- _Written problem_: A faithful transcription of all the data is required.
━━━━━ Extracted information ━━━━━
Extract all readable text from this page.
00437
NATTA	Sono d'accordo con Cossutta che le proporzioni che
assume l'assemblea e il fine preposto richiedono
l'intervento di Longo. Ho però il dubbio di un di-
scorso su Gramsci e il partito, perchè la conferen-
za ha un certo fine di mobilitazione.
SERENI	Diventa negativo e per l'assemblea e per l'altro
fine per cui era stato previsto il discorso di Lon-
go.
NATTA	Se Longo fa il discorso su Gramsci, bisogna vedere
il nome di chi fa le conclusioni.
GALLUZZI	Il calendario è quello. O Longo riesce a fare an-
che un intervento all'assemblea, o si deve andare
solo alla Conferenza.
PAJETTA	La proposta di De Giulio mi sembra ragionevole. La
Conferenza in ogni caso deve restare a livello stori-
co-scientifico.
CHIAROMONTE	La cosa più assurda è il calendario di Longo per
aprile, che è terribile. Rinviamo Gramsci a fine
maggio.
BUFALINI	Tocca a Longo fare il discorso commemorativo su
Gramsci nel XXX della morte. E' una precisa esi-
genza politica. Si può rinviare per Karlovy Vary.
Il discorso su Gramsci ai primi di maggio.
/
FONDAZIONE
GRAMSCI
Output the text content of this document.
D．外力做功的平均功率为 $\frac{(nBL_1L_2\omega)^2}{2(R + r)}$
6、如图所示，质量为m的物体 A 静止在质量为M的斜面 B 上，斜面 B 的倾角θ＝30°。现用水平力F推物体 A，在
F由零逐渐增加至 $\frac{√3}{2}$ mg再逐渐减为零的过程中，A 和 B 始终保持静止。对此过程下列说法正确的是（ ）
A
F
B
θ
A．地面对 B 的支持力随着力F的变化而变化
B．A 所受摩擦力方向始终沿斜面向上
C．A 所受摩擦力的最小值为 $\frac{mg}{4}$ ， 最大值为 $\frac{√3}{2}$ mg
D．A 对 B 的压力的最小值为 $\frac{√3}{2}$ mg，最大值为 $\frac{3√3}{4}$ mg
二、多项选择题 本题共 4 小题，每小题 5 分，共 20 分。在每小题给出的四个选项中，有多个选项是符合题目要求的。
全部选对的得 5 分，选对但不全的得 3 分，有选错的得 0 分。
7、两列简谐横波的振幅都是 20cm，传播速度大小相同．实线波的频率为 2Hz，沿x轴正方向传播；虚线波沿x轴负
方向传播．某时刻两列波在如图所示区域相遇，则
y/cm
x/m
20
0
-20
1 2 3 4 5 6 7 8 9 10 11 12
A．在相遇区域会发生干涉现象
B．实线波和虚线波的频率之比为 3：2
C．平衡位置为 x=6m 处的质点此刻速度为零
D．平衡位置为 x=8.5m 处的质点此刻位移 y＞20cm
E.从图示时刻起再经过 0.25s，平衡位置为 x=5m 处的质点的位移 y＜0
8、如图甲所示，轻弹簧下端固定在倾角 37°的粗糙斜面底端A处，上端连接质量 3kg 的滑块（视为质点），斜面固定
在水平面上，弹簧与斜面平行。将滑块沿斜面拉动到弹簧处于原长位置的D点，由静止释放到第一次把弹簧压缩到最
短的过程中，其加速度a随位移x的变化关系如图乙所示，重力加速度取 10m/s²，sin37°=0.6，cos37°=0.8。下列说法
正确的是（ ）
━━━━━
- _Right answer_:
Extract all readable text from this page.
00437
NATTA	Sono d'accordo con Cossutta che le proporzioni che
assume l'assemblea e il fine preposto richiedono
l'intervento di Longo. Ho però il dubbio di un di-
scorso su Gramsci e il partito, perchè la conferen-
za ha un certo fine di mobilitazione.
SERENI	Diventa negativo e per l'assemblea e per l'altro
fine per cui era stato previsto il discorso di Lon-
go.
NATTA	Se Longo fa il discorso su Gramsci, bisogna vedere
il nome di chi fa le conclusioni.
GALLUZZI	Il calendario è quello. O Longo riesce a fare an-
che un intervento all'assemblea, o si deve andare
solo alla Conferenza.
PAJETTA	La proposta di De Giulio mi sembra ragionevole. La
Conferenza in ogni caso deve restare a livello stori-
co-scientifico.
CHIAROMONTE	La cosa più assurda è il calendario di Longo per
aprile, che è terribile. Rinviamo Gramsci a fine
maggio.
BUFALINI	Tocca a Longo fare il discorso commemorativo su
Gramsci nel XXX della morte. E' una precisa esi-
genza politica. Si può rinviare per Karlovy Vary.
Il discorso su Gramsci ai primi di maggio.
/
FONDAZIONE
GRAMSCI
Output the text content of this document.
D．外力做功的平均功率为 $\frac{(nBL_1L_2\omega)^2}{2(R + r)}$
6、如图所示，质量为m的物体 A 静止在质量为M的斜面 B 上，斜面 B 的倾角θ＝30°。现用水平力F推物体 A，在
F由零逐渐增加至 $\frac{√3}{2}$ mg再逐渐减为零的过程中，A 和 B 始终保持静止。对此过程下列说法正确的是（ ）
A
F
B
θ
A．地面对 B 的支持力随着力F的变化而变化
B．A 所受摩擦力方向始终沿斜面向上
C．A 所受摩擦力的最小值为 $\frac{mg}{4}$ ， 最大值为 $\frac{√3}{2}$ mg
D．A 对 B 的压力的最小值为 $\frac{√3}{2}$ mg，最大值为 $\frac{3√3}{4}$ mg
二、多项选择题 本题共 4 小题，每小题 5 分，共 20 分。在每小题给出的四个选项中，有多个选项是符合题目要求的。
全部选对的得 5 分，选对但不全的得 3 分，有选错的得 0 分。
7、两列简谐横波的振幅都是 20cm，传播速度大小相同．实线波的频率为 2Hz，沿x轴正方向传播；虚线波沿x轴负
方向传播．某时刻两列波在如图所示区域相遇，则
y/cm
x/m
20
0
-20
1 2 3 4 5 6 7 8 9 10 11 12
A．在相遇区域会发生干涉现象
B．实线波和虚线波的频率之比为 3：2
C．平衡位置为 x=6m 处的质点此刻速度为零
D．平衡位置为 x=8.5m 处的质点此刻位移 y＞20cm
E.从图示时刻起再经过 0.25s，平衡位置为 x=5m 处的质点的位移 y＜0
8、如图甲所示，轻弹簧下端固定在倾角 37°的粗糙斜面底端A处，上端连接质量 3kg 的滑块（视为质点），斜面固定
在水平面上，弹簧与斜面平行。将滑块沿斜面拉动到弹簧处于原长位置的D点，由静止释放到第一次把弹簧压缩到最
短的过程中，其加速度a随位移x的变化关系如图乙所示，重力加速度取 10m/s²，sin37°=0.6，cos37°=0.8。下列说法
正确的是（ ）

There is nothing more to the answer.